▶ [GIVEN REQUEST] Leave out the pictures and copy everything else below exactly.

---------- MATERIAL PROVIDED

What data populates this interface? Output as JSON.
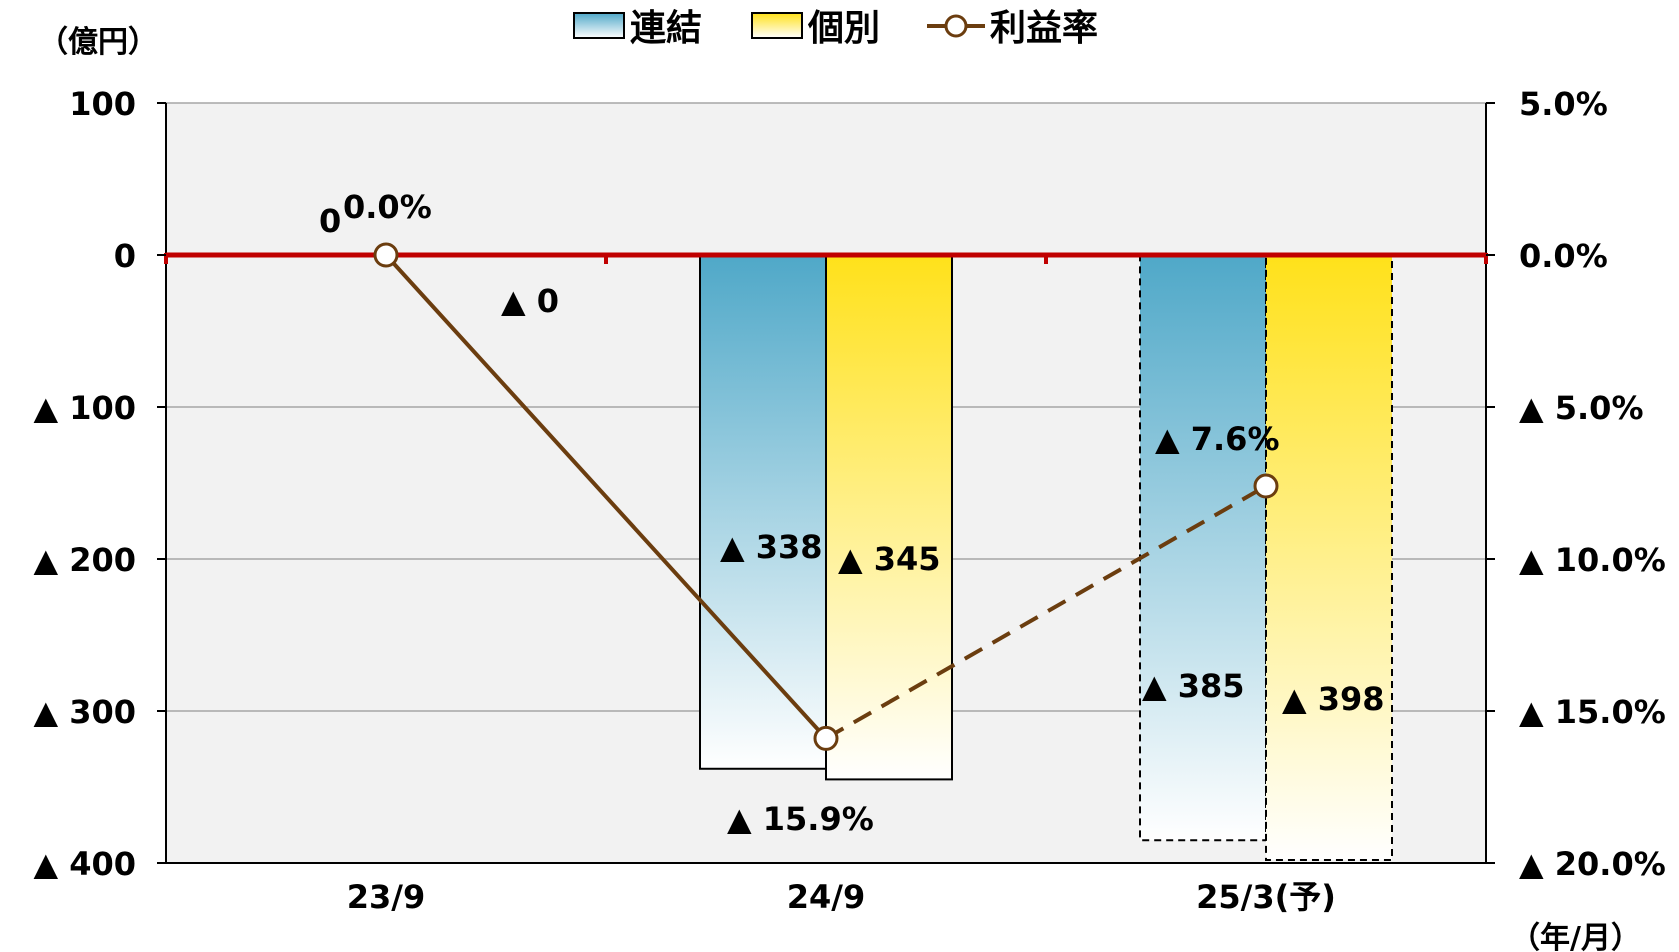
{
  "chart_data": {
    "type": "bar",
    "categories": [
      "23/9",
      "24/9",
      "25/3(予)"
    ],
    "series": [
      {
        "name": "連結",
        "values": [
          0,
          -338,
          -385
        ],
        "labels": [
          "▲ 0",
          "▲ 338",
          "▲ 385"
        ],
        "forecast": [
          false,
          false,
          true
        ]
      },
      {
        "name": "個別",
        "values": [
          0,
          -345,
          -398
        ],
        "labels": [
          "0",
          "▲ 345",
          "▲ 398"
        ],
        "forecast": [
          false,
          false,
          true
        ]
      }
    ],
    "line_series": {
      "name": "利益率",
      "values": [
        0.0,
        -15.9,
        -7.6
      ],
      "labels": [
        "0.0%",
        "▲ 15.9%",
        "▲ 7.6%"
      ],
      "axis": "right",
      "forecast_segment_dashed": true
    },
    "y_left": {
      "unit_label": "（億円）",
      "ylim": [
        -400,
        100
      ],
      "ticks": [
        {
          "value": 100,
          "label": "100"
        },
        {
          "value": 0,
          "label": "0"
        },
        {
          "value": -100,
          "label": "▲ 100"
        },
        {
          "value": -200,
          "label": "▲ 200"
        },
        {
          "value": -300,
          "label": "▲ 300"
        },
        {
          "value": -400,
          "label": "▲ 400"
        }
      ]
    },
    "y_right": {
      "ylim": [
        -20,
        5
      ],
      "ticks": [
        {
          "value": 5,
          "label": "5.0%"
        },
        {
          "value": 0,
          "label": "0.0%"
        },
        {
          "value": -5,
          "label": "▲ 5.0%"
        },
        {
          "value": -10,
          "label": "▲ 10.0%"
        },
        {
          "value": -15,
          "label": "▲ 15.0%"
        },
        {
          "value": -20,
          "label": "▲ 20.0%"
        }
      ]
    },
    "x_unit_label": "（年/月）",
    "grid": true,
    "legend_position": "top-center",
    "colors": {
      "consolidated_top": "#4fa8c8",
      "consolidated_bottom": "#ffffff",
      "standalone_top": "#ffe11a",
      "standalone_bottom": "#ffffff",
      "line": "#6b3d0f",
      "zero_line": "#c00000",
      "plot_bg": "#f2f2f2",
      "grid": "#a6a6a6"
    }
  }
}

--------------------

▶ [SOLVED EXERCISE]
What data populates this interface? Output as JSON.
{
  "chart_data": {
    "type": "bar",
    "categories": [
      "23/9",
      "24/9",
      "25/3(予)"
    ],
    "series": [
      {
        "name": "連結",
        "values": [
          0,
          -338,
          -385
        ],
        "labels": [
          "▲ 0",
          "▲ 338",
          "▲ 385"
        ],
        "forecast": [
          false,
          false,
          true
        ]
      },
      {
        "name": "個別",
        "values": [
          0,
          -345,
          -398
        ],
        "labels": [
          "0",
          "▲ 345",
          "▲ 398"
        ],
        "forecast": [
          false,
          false,
          true
        ]
      }
    ],
    "line_series": {
      "name": "利益率",
      "values": [
        0.0,
        -15.9,
        -7.6
      ],
      "labels": [
        "0.0%",
        "▲ 15.9%",
        "▲ 7.6%"
      ],
      "axis": "right",
      "forecast_segment_dashed": true
    },
    "y_left": {
      "unit_label": "（億円）",
      "ylim": [
        -400,
        100
      ],
      "ticks": [
        {
          "value": 100,
          "label": "100"
        },
        {
          "value": 0,
          "label": "0"
        },
        {
          "value": -100,
          "label": "▲ 100"
        },
        {
          "value": -200,
          "label": "▲ 200"
        },
        {
          "value": -300,
          "label": "▲ 300"
        },
        {
          "value": -400,
          "label": "▲ 400"
        }
      ]
    },
    "y_right": {
      "ylim": [
        -20,
        5
      ],
      "ticks": [
        {
          "value": 5,
          "label": "5.0%"
        },
        {
          "value": 0,
          "label": "0.0%"
        },
        {
          "value": -5,
          "label": "▲ 5.0%"
        },
        {
          "value": -10,
          "label": "▲ 10.0%"
        },
        {
          "value": -15,
          "label": "▲ 15.0%"
        },
        {
          "value": -20,
          "label": "▲ 20.0%"
        }
      ]
    },
    "x_unit_label": "（年/月）",
    "grid": true,
    "legend_position": "top-center",
    "colors": {
      "consolidated_top": "#4fa8c8",
      "consolidated_bottom": "#ffffff",
      "standalone_top": "#ffe11a",
      "standalone_bottom": "#ffffff",
      "line": "#6b3d0f",
      "zero_line": "#c00000",
      "plot_bg": "#f2f2f2",
      "grid": "#a6a6a6"
    }
  }
}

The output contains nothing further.